Exercise brief: A line counts if it contains the word "caption" at least once. State how many such lines the records contain, giving the number alone.

Dataset entries on figures:
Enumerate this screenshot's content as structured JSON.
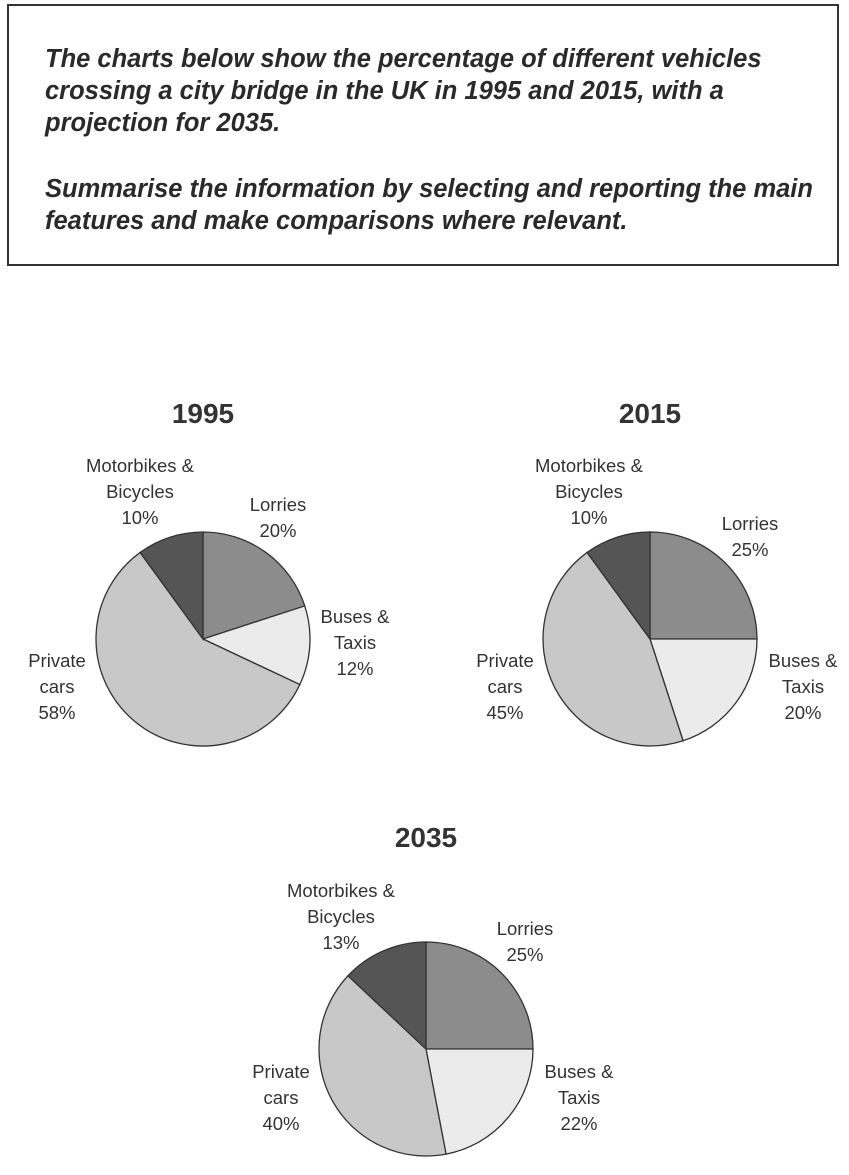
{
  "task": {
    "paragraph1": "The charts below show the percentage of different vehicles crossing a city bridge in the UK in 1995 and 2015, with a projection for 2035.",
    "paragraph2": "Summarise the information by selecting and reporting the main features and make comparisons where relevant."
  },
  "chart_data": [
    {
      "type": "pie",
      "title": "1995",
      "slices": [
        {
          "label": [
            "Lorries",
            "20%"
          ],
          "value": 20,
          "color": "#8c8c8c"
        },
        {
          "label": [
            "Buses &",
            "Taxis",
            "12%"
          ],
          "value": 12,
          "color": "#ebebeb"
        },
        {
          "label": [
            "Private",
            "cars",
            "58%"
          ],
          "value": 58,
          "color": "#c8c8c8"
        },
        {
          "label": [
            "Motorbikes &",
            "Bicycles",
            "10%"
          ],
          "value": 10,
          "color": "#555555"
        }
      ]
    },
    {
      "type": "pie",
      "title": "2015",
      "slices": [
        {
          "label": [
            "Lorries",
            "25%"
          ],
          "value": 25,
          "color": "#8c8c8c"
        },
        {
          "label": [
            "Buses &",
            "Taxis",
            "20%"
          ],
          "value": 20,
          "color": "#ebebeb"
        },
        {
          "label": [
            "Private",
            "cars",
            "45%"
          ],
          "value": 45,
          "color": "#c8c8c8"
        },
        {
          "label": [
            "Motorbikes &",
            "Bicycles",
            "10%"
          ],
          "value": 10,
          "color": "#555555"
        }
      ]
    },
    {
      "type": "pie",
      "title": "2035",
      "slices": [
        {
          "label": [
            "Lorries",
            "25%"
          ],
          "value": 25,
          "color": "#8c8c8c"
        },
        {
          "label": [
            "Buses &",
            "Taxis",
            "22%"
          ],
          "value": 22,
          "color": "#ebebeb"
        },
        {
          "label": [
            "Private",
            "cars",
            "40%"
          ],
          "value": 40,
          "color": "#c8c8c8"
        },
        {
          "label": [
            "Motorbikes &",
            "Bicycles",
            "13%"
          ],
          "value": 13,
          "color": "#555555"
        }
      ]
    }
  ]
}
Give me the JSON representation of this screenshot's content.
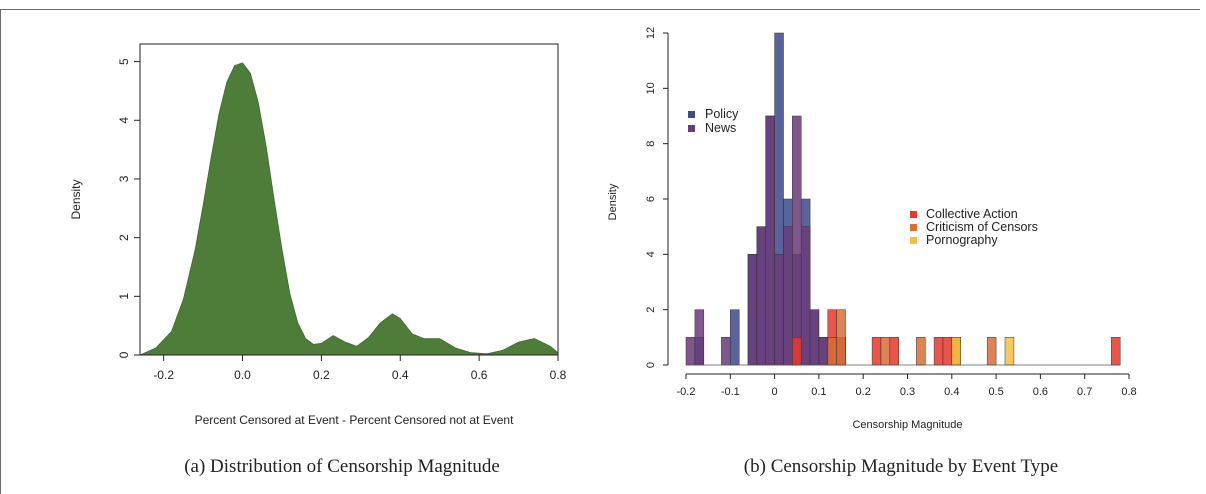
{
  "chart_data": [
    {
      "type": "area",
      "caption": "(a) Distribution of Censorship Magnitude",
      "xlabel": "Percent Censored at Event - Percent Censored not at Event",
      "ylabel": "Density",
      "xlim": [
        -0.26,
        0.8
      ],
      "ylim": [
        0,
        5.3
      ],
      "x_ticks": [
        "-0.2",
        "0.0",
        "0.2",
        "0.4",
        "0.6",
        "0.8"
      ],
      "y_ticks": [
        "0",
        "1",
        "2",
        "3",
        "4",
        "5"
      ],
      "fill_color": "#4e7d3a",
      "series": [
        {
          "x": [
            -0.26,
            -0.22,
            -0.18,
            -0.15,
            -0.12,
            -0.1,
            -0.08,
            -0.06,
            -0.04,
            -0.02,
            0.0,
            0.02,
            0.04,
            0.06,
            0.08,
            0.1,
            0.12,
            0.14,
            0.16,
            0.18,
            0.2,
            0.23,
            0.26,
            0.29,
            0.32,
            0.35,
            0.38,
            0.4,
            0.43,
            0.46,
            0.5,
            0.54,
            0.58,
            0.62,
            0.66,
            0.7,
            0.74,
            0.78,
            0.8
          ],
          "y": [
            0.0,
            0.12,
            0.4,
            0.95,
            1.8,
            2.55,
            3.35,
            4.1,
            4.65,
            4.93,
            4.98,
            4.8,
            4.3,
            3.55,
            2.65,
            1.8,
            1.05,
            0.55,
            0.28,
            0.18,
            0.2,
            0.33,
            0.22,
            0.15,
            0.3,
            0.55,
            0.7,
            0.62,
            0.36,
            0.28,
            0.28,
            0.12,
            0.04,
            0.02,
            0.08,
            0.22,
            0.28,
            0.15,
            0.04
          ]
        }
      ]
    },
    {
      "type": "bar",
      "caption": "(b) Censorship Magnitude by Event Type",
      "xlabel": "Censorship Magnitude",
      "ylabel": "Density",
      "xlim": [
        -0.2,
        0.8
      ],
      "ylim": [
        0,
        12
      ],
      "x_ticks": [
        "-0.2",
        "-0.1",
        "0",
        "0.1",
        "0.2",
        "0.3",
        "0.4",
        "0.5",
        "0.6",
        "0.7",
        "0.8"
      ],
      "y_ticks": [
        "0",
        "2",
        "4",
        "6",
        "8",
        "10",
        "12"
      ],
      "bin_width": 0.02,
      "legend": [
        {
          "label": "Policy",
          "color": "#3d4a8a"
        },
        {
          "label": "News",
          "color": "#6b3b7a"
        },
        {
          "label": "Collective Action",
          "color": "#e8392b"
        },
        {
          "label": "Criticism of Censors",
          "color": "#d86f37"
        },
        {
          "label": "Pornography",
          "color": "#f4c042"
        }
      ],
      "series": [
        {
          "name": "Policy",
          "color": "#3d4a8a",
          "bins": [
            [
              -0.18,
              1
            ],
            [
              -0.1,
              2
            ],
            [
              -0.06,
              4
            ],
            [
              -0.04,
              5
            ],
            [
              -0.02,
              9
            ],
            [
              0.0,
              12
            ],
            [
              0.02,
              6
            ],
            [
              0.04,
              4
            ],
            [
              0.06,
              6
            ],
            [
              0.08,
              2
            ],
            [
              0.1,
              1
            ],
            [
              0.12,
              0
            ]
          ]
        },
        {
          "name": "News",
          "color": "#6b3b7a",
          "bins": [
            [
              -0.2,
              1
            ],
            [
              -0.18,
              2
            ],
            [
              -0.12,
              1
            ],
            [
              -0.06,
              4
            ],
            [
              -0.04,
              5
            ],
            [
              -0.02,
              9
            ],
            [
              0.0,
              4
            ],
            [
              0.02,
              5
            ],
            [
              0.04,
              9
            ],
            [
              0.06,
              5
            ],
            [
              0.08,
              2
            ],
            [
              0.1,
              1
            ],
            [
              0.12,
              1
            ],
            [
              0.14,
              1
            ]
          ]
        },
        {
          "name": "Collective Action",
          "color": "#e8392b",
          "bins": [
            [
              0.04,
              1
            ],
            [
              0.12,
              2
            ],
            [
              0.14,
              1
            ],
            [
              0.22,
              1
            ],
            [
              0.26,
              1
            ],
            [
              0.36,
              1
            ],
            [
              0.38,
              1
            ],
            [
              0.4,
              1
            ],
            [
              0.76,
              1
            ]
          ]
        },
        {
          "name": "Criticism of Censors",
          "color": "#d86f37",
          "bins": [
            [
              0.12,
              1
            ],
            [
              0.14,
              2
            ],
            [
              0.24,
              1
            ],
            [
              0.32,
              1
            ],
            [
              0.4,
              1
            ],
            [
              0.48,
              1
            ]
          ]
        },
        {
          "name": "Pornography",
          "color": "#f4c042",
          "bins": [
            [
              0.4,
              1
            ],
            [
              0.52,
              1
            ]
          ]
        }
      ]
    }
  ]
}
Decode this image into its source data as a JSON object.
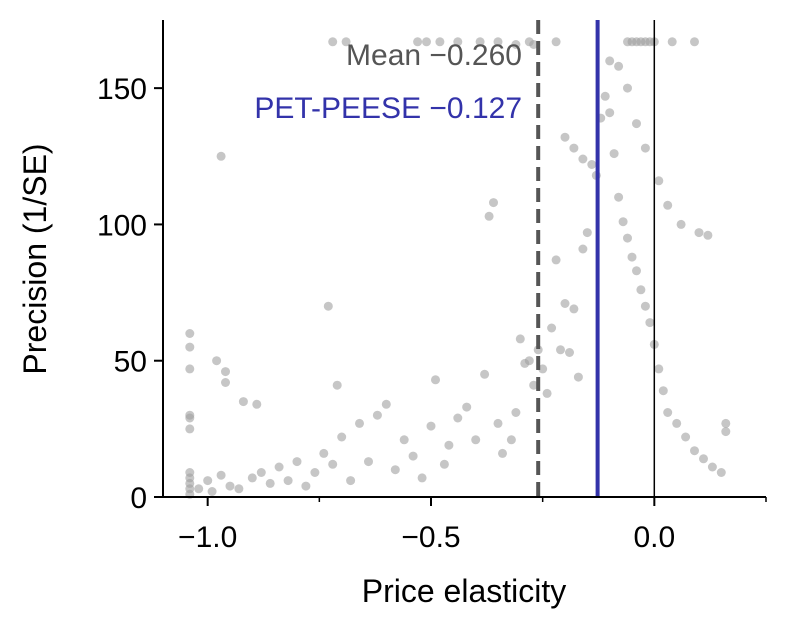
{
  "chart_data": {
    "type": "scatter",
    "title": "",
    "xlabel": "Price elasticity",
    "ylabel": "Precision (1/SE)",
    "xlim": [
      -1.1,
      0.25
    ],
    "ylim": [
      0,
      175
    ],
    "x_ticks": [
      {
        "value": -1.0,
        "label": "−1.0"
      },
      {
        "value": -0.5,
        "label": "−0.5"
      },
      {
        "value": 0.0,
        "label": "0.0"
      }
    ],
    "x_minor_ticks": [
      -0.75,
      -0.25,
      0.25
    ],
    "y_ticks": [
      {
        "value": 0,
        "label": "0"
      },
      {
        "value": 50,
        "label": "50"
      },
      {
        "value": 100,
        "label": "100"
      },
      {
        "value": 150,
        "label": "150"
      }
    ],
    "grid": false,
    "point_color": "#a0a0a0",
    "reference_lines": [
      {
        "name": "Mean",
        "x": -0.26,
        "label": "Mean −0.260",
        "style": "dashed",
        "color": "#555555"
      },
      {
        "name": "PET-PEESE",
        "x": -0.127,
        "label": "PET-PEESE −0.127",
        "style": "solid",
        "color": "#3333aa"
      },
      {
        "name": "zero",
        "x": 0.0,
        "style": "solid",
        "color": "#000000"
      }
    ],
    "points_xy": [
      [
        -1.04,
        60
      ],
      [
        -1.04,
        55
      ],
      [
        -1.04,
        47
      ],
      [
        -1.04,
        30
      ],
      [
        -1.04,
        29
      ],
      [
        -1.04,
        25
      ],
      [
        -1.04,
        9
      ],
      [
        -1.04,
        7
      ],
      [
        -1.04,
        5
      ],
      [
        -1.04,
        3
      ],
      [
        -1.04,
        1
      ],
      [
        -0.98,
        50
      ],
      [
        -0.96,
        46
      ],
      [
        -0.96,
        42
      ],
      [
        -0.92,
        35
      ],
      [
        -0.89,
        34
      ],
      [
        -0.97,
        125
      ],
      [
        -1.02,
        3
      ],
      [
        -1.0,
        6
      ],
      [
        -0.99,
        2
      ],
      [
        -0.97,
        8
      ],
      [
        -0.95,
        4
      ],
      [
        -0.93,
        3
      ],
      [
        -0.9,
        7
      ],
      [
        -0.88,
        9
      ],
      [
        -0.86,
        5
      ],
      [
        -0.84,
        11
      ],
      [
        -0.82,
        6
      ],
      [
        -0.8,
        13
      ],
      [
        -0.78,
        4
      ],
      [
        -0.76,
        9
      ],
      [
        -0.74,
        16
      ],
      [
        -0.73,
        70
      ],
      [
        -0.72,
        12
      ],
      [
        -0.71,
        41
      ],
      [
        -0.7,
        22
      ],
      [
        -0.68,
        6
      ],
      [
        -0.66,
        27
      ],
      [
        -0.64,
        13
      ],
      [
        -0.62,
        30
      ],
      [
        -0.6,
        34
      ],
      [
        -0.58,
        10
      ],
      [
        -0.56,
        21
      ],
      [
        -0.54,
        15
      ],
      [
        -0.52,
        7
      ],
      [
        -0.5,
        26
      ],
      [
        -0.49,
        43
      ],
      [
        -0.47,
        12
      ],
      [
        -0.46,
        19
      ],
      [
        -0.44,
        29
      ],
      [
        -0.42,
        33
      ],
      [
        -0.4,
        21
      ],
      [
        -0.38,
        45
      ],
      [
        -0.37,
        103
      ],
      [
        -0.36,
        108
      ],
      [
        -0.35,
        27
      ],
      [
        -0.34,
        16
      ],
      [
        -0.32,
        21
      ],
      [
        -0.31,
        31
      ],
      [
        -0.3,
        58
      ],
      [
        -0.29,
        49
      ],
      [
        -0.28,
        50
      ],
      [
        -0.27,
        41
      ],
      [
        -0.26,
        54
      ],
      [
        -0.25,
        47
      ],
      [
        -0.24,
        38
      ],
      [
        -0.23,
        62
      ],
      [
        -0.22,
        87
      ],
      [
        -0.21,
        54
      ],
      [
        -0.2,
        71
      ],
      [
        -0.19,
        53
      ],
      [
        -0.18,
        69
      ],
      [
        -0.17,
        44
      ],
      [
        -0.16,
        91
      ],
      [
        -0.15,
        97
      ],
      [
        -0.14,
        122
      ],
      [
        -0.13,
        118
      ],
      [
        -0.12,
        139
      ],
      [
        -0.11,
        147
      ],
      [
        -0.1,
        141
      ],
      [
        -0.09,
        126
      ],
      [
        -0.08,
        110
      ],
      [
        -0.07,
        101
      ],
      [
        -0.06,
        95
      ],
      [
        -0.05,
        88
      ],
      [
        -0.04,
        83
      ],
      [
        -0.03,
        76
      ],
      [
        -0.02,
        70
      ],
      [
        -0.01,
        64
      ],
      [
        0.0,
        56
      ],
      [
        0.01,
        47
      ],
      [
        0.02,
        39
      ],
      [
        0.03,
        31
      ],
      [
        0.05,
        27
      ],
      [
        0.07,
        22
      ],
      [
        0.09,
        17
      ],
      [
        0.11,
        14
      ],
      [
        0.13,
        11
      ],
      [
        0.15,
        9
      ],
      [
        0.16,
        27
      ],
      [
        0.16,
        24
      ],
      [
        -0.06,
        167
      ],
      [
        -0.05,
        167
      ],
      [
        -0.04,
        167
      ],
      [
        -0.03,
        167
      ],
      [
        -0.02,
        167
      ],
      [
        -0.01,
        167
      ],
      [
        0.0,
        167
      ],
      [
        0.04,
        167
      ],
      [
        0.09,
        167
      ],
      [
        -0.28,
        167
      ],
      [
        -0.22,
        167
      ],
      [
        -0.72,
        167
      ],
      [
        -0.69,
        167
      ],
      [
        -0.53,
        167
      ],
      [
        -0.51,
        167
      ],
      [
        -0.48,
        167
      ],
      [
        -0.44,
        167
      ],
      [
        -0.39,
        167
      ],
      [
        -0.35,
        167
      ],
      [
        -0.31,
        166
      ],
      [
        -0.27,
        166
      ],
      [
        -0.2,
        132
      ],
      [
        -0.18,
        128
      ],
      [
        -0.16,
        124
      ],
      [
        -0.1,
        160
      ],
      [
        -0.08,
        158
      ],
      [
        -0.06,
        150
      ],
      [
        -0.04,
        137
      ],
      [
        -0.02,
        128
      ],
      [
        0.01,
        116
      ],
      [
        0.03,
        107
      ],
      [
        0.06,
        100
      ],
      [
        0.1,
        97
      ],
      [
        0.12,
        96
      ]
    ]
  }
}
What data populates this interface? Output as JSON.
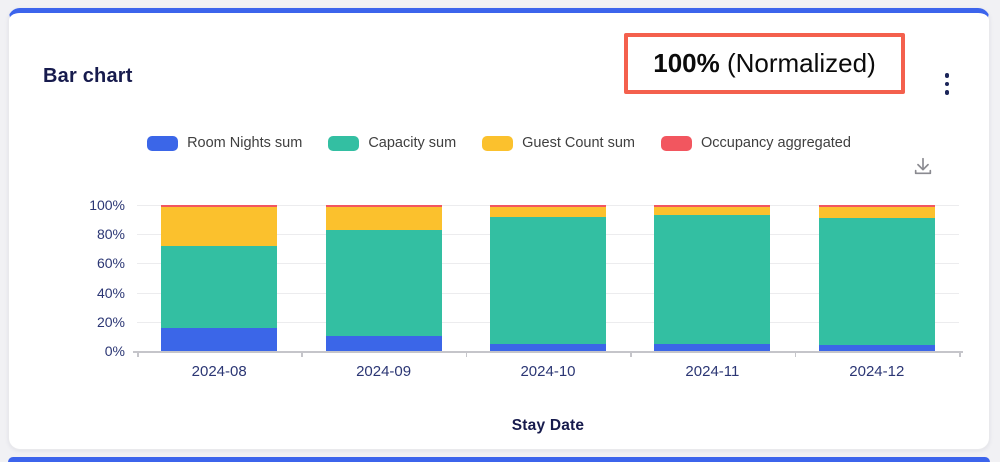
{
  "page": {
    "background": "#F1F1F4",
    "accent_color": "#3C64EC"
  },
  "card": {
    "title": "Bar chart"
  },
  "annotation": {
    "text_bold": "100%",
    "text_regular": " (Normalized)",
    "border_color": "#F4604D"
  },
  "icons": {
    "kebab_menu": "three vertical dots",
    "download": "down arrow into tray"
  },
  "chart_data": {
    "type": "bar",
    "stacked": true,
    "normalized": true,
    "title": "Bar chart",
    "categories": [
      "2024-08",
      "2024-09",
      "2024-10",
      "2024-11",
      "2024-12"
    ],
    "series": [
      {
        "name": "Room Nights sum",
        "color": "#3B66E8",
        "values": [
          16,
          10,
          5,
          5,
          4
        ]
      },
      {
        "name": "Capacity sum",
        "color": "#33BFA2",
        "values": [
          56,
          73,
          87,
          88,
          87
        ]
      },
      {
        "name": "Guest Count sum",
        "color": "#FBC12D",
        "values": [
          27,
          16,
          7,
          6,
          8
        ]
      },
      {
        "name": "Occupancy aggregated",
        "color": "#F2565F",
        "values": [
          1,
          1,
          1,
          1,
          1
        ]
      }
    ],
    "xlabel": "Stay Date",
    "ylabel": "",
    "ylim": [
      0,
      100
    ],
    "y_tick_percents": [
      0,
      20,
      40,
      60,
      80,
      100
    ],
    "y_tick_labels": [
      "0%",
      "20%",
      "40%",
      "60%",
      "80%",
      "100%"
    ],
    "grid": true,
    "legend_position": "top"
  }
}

Answer to this problem: 2